▸ AIM: Search the data below for the string "предлог". Extract every line that contains it.
##### MATERIAL TO PROCESS #####
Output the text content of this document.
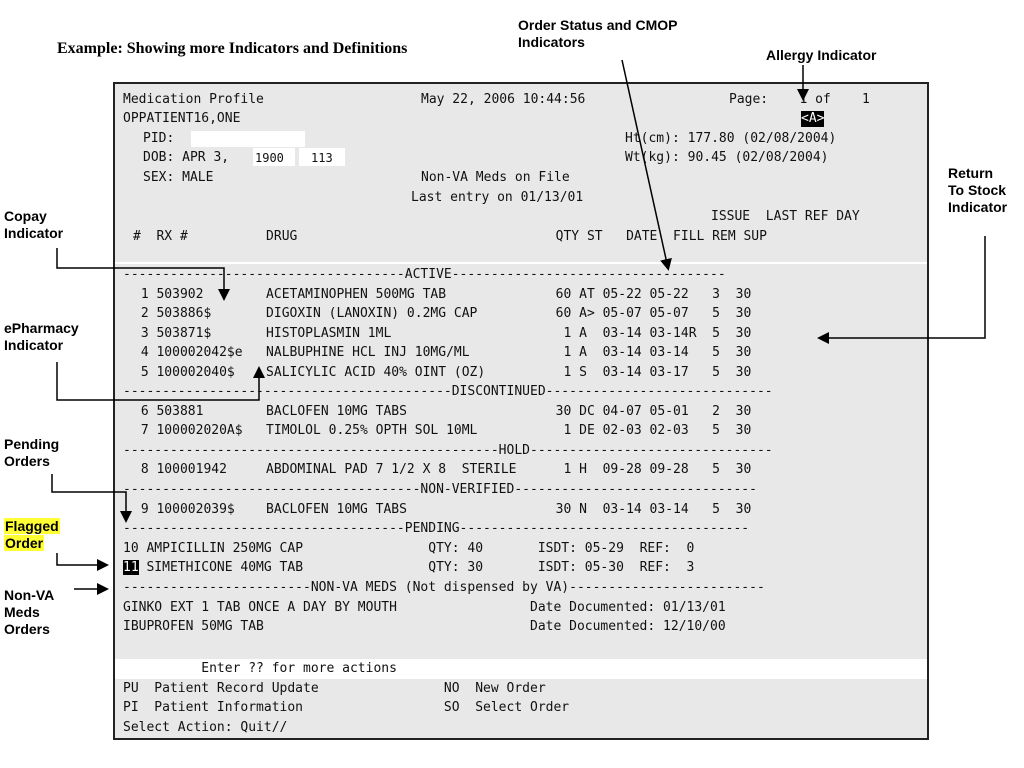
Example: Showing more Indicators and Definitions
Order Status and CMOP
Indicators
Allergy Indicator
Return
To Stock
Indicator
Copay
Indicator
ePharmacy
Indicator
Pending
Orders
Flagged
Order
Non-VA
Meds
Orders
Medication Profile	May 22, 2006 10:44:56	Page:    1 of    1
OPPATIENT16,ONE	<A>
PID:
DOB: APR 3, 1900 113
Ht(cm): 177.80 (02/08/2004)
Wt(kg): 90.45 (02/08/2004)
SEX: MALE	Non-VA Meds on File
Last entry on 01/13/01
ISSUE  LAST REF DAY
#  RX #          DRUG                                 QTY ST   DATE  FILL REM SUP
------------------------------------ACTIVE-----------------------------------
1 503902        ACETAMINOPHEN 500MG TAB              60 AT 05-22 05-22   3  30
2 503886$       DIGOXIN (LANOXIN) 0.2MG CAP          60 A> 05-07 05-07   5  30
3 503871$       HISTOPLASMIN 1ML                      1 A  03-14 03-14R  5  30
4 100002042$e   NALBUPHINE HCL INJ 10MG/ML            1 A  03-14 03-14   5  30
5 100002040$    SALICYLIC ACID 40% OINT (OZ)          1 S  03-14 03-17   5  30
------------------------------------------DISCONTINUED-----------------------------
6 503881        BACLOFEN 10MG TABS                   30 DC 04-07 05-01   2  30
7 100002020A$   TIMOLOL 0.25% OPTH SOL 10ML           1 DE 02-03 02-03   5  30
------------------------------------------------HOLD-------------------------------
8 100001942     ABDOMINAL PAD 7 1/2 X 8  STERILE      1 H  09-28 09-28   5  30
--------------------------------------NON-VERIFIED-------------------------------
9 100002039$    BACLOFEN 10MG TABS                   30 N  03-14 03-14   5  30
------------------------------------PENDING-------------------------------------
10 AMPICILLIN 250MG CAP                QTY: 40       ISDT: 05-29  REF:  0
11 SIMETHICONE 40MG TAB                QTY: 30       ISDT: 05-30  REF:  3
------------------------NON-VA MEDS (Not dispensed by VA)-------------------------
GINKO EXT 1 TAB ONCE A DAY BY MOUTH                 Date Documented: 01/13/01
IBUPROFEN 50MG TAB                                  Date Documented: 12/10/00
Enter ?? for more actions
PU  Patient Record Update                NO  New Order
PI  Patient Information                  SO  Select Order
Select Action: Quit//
#####
##### MATERIAL TO PROCESS #####
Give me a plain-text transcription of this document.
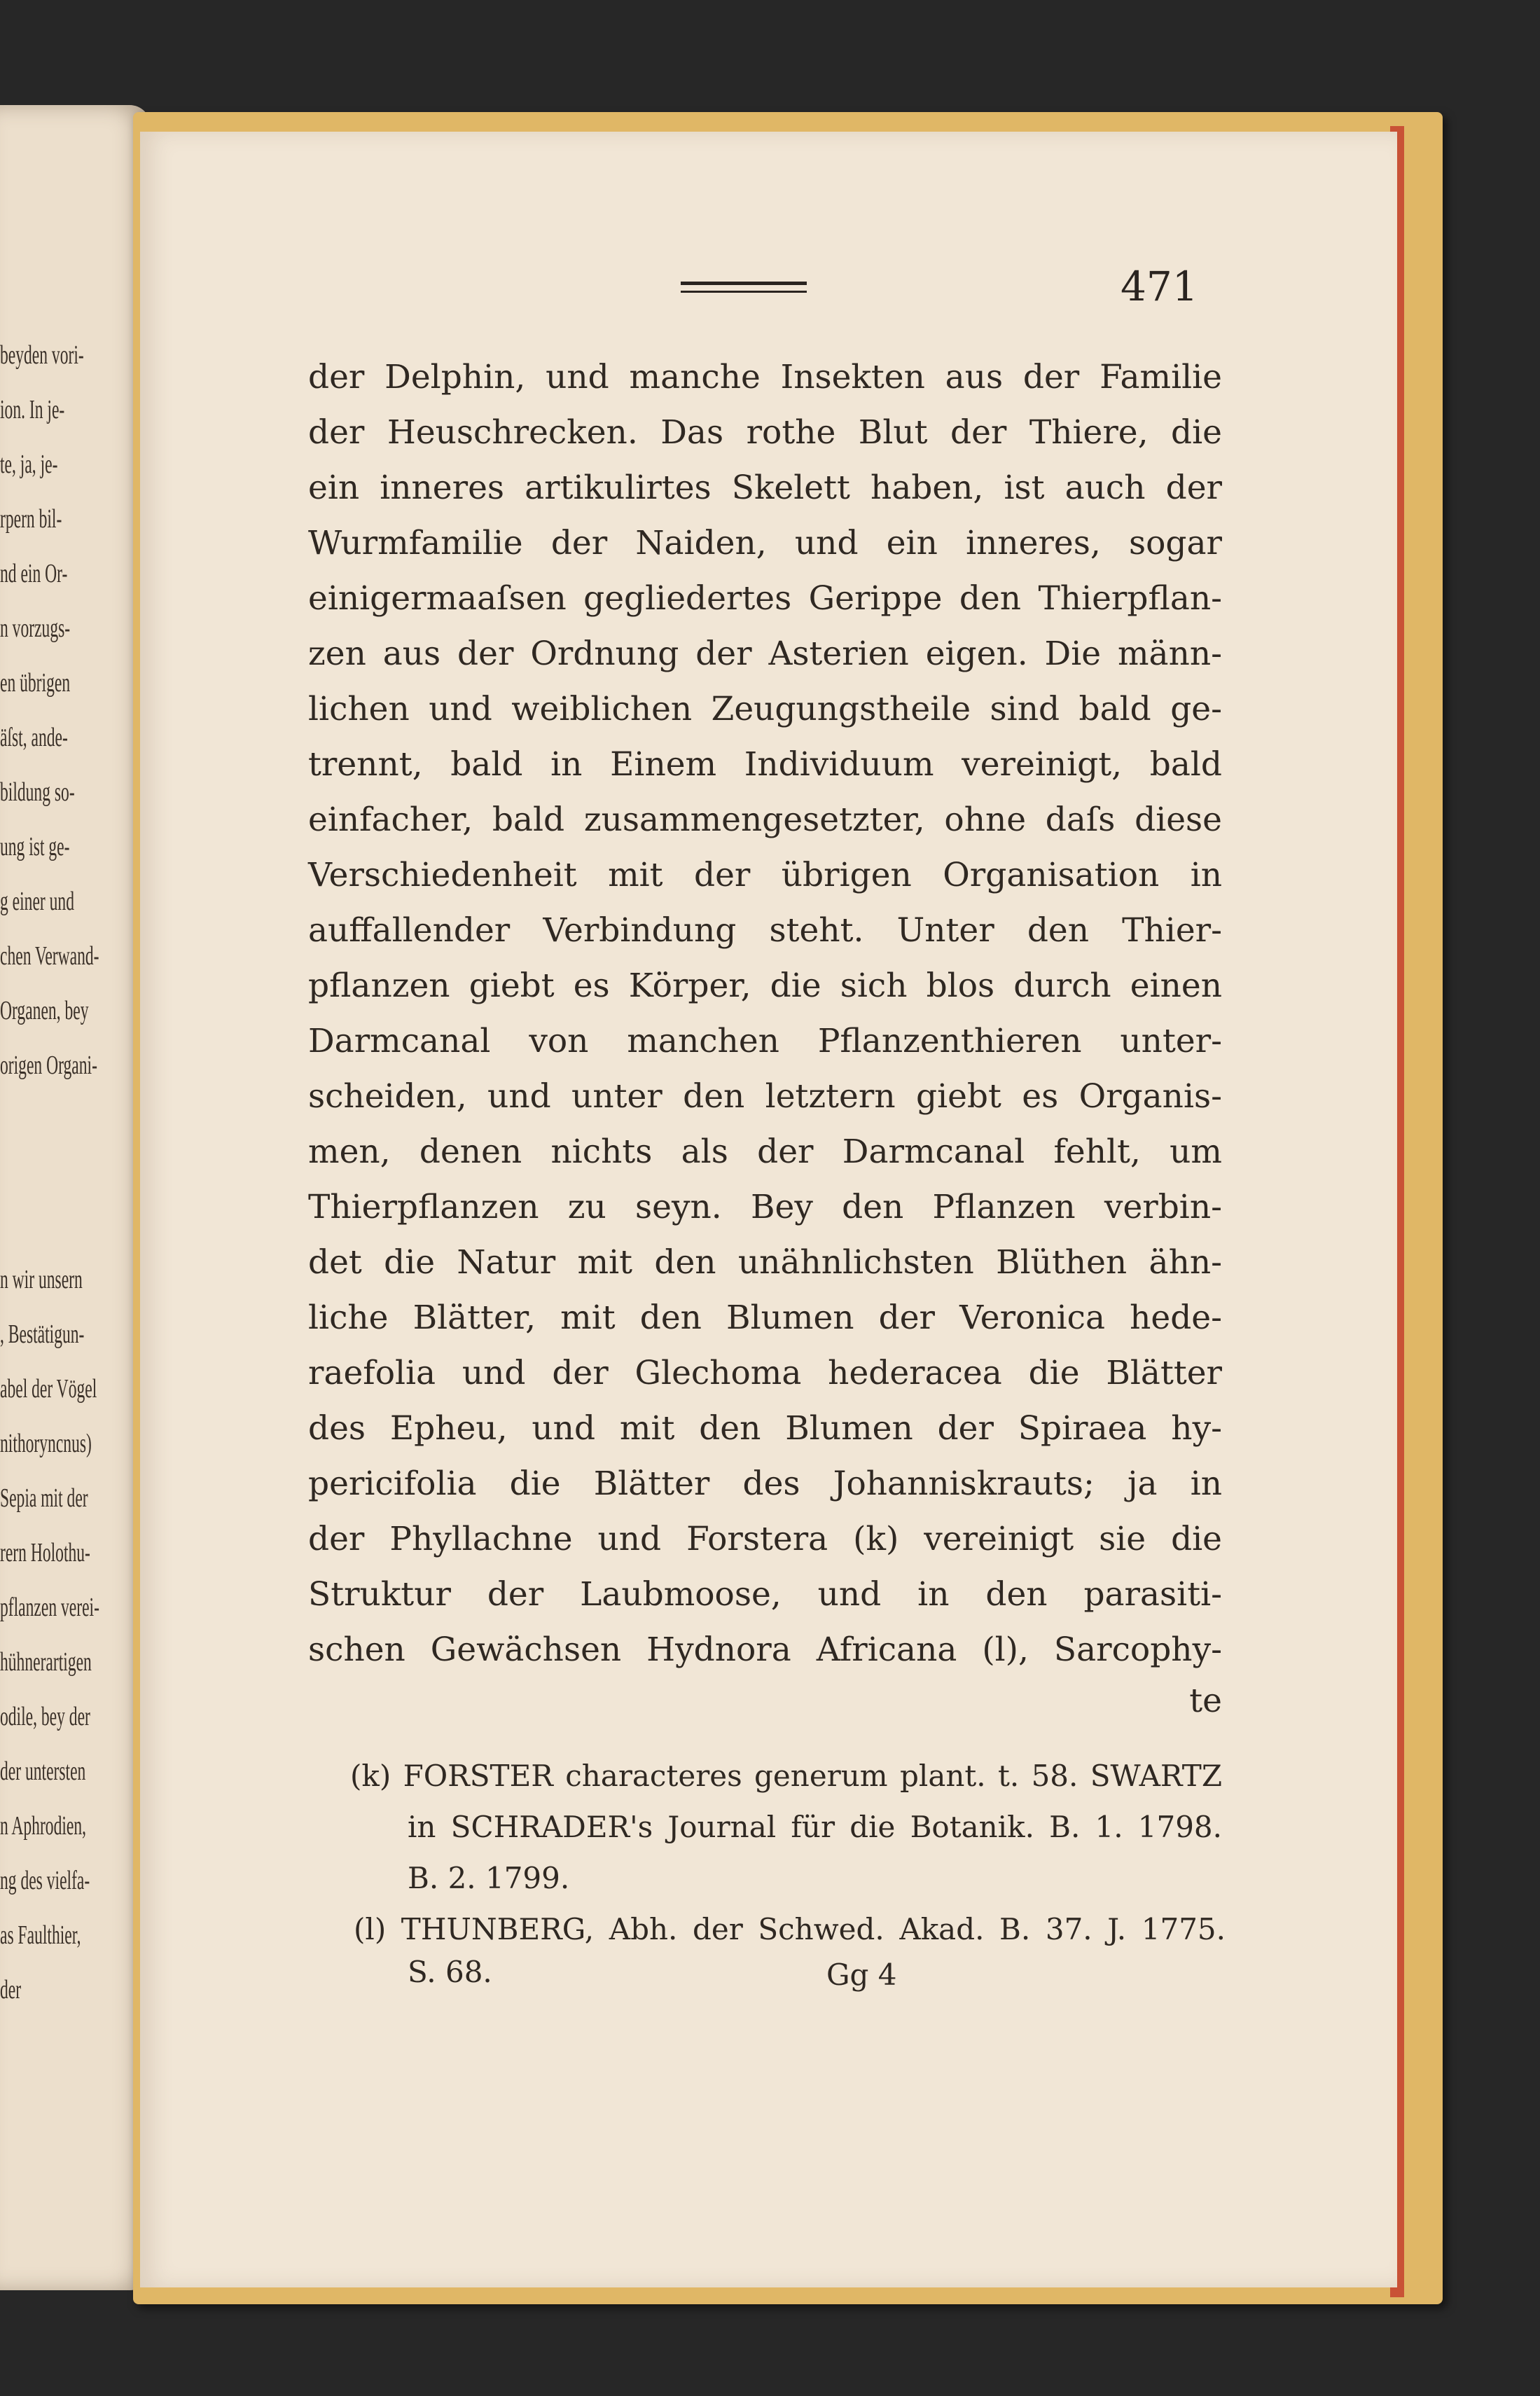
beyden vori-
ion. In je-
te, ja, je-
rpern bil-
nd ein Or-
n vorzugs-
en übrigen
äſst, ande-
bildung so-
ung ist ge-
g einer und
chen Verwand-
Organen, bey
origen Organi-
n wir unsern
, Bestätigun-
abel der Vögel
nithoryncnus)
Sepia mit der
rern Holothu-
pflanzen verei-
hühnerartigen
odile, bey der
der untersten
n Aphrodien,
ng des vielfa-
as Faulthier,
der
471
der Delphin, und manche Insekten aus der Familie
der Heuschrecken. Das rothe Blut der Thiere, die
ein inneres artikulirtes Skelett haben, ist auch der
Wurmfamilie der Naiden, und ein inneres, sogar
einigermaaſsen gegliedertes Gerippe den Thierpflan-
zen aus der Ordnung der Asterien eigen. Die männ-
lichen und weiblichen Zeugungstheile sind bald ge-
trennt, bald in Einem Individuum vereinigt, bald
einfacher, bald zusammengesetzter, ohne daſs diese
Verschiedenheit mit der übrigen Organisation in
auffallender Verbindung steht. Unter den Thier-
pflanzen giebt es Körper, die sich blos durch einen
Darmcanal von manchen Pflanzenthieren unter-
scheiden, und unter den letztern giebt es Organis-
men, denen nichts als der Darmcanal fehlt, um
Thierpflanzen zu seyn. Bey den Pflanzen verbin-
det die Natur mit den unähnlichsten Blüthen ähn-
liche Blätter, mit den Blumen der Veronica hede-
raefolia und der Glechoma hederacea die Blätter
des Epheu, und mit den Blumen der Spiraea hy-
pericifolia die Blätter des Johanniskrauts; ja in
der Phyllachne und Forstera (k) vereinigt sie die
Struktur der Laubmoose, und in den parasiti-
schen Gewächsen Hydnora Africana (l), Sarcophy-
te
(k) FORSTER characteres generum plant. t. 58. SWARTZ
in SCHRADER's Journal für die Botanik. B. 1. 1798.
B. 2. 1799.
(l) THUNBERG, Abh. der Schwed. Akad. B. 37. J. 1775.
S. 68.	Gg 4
#####
##### MATERIAL TO PROCESS #####
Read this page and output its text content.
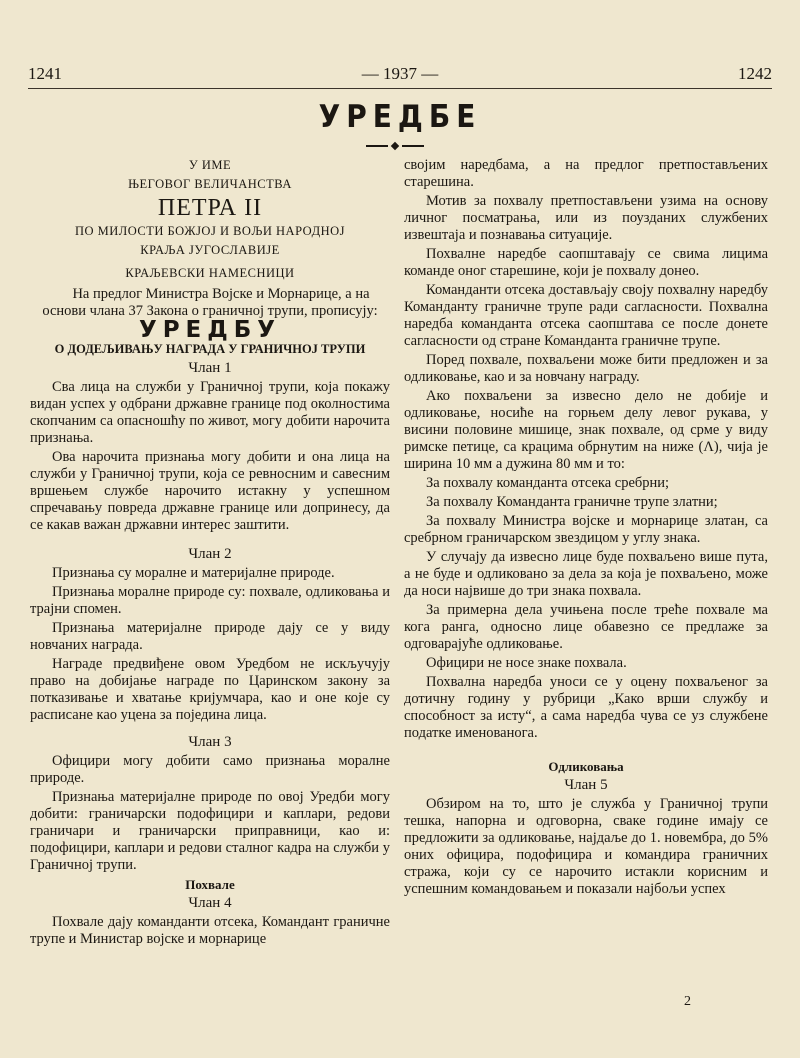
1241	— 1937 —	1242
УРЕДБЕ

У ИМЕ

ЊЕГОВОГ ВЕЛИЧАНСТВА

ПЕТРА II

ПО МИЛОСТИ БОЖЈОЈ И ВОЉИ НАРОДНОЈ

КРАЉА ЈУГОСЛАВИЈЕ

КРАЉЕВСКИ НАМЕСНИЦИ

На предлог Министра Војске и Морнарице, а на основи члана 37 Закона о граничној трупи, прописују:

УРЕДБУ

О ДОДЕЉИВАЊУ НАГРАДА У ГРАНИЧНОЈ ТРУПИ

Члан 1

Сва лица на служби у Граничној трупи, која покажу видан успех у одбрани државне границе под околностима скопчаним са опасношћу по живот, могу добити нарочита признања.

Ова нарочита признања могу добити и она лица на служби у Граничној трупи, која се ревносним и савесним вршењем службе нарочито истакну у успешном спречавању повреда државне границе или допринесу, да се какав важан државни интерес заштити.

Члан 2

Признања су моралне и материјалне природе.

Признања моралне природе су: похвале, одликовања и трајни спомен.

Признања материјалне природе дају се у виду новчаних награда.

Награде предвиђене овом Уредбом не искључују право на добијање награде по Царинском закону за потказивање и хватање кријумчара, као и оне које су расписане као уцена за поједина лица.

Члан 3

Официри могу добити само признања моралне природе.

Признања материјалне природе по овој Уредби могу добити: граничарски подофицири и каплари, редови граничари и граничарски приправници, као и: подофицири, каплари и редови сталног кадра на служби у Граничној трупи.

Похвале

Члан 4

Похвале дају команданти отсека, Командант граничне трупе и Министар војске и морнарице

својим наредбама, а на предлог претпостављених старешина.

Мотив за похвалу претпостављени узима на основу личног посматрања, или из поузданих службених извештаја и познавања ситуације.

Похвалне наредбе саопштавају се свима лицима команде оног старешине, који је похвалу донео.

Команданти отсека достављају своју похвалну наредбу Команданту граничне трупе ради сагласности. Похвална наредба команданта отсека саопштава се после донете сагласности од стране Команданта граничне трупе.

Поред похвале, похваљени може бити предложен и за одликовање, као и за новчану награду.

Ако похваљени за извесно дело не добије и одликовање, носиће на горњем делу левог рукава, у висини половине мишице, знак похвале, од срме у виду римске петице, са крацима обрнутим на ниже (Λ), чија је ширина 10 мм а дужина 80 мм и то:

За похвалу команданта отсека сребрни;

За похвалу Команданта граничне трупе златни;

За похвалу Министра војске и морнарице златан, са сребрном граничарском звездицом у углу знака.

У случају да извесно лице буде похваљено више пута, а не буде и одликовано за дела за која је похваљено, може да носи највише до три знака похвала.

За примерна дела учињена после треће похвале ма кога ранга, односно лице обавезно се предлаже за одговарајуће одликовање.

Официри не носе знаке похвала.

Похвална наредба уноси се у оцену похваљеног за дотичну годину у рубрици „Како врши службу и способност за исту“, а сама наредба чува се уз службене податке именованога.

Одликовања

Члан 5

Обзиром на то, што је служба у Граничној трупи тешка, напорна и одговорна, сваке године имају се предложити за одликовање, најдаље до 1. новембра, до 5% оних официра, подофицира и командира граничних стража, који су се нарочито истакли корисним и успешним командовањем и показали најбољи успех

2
#####
▸ ANSWER TO THE EXERCISE:
На предлог Министра Војске и Морнарице, а на основи члана 37 Закона о граничној трупи, прописују:
својим наредбама, а на предлог претпостављених старешина.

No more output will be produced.